** start DATA ENTRIES **

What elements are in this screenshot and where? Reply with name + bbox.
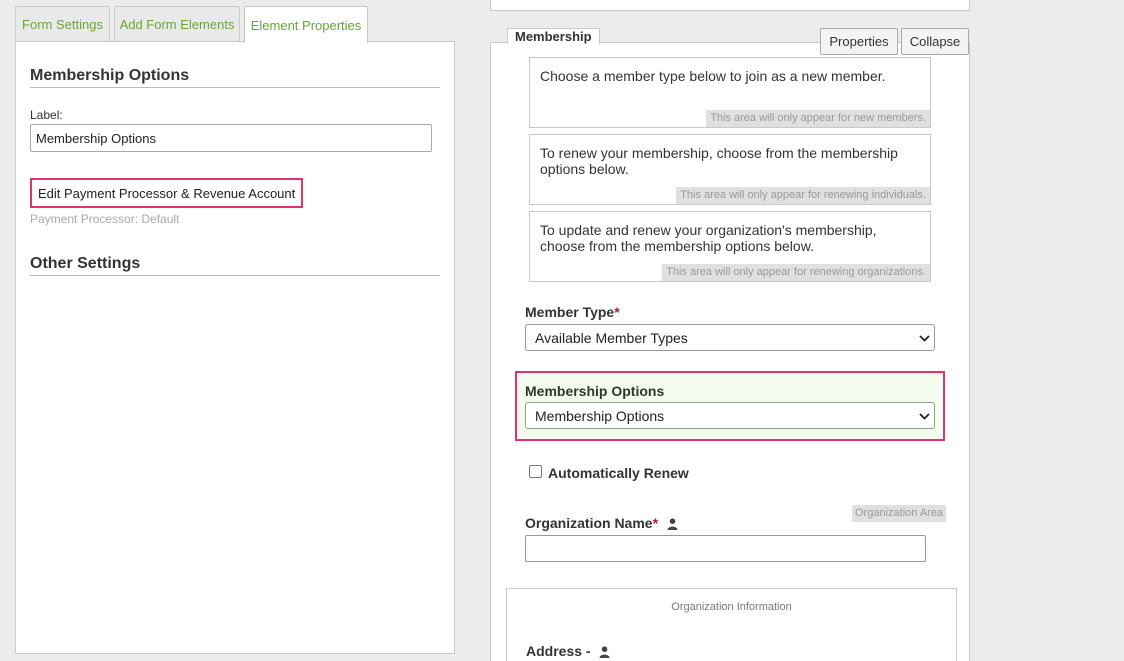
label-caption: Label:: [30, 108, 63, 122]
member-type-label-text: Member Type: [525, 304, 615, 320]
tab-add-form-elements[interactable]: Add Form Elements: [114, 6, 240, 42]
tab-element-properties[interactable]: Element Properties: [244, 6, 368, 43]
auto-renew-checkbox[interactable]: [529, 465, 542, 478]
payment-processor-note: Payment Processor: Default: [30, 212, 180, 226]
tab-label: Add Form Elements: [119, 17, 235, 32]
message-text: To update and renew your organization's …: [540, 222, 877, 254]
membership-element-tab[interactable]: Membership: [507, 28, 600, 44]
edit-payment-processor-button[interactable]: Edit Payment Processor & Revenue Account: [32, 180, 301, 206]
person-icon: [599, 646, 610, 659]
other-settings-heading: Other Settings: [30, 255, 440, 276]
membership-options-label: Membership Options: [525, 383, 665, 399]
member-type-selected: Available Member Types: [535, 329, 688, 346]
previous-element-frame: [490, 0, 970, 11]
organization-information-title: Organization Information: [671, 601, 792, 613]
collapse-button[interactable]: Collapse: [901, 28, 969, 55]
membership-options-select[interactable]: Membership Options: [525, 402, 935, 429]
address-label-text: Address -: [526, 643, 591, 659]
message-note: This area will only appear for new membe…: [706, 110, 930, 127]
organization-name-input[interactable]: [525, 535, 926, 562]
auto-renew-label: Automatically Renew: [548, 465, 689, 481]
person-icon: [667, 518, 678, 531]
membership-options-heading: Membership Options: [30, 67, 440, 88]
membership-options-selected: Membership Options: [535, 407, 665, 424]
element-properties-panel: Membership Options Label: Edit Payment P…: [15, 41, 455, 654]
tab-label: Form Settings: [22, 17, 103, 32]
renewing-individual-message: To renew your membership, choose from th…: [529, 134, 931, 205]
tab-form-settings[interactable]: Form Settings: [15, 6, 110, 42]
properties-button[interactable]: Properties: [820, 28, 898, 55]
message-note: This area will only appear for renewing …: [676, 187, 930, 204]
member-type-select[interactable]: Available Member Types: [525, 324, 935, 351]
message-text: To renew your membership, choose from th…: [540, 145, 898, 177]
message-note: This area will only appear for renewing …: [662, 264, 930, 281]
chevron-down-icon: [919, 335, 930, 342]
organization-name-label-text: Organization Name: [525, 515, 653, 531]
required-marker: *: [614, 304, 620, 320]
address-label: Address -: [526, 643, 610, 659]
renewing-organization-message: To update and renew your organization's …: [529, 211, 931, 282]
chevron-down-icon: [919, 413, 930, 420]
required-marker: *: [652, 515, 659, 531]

** end DATA ENTRIES **

Reproduce every one of these lines exactly as it stands, omitting the pictures from your answer.

What elements are in this screenshot and where? Reply with name + bbox.
label-caption: Label:: [30, 108, 63, 122]
member-type-label-text: Member Type: [525, 304, 615, 320]
tab-add-form-elements[interactable]: Add Form Elements: [114, 6, 240, 42]
tab-element-properties[interactable]: Element Properties: [244, 6, 368, 43]
auto-renew-checkbox[interactable]: [529, 465, 542, 478]
payment-processor-note: Payment Processor: Default: [30, 212, 180, 226]
tab-label: Add Form Elements: [119, 17, 235, 32]
message-text: To update and renew your organization's …: [540, 222, 877, 254]
membership-element-tab[interactable]: Membership: [507, 28, 600, 44]
edit-payment-processor-button[interactable]: Edit Payment Processor & Revenue Account: [32, 180, 301, 206]
person-icon: [599, 646, 610, 659]
other-settings-heading: Other Settings: [30, 255, 440, 276]
membership-options-label: Membership Options: [525, 383, 665, 399]
member-type-selected: Available Member Types: [535, 329, 688, 346]
previous-element-frame: [490, 0, 970, 11]
organization-information-title: Organization Information: [671, 601, 792, 613]
collapse-button[interactable]: Collapse: [901, 28, 969, 55]
membership-options-select[interactable]: Membership Options: [525, 402, 935, 429]
address-label-text: Address -: [526, 643, 591, 659]
message-note: This area will only appear for new membe…: [706, 110, 930, 127]
organization-name-input[interactable]: [525, 535, 926, 562]
auto-renew-label: Automatically Renew: [548, 465, 689, 481]
person-icon: [667, 518, 678, 531]
membership-options-heading: Membership Options: [30, 67, 440, 88]
membership-options-selected: Membership Options: [535, 407, 665, 424]
element-properties-panel: Membership Options Label: Edit Payment P…: [15, 41, 455, 654]
tab-label: Form Settings: [22, 17, 103, 32]
renewing-individual-message: To renew your membership, choose from th…: [529, 134, 931, 205]
tab-form-settings[interactable]: Form Settings: [15, 6, 110, 42]
properties-button[interactable]: Properties: [820, 28, 898, 55]
message-note: This area will only appear for renewing …: [676, 187, 930, 204]
member-type-select[interactable]: Available Member Types: [525, 324, 935, 351]
message-text: To renew your membership, choose from th…: [540, 145, 898, 177]
message-note: This area will only appear for renewing …: [662, 264, 930, 281]
chevron-down-icon: [919, 335, 930, 342]
organization-name-label-text: Organization Name: [525, 515, 653, 531]
required-marker: *: [614, 304, 620, 320]
address-label: Address -: [526, 643, 610, 659]
renewing-organization-message: To update and renew your organization's …: [529, 211, 931, 282]
chevron-down-icon: [919, 413, 930, 420]
required-marker: *: [652, 515, 659, 531]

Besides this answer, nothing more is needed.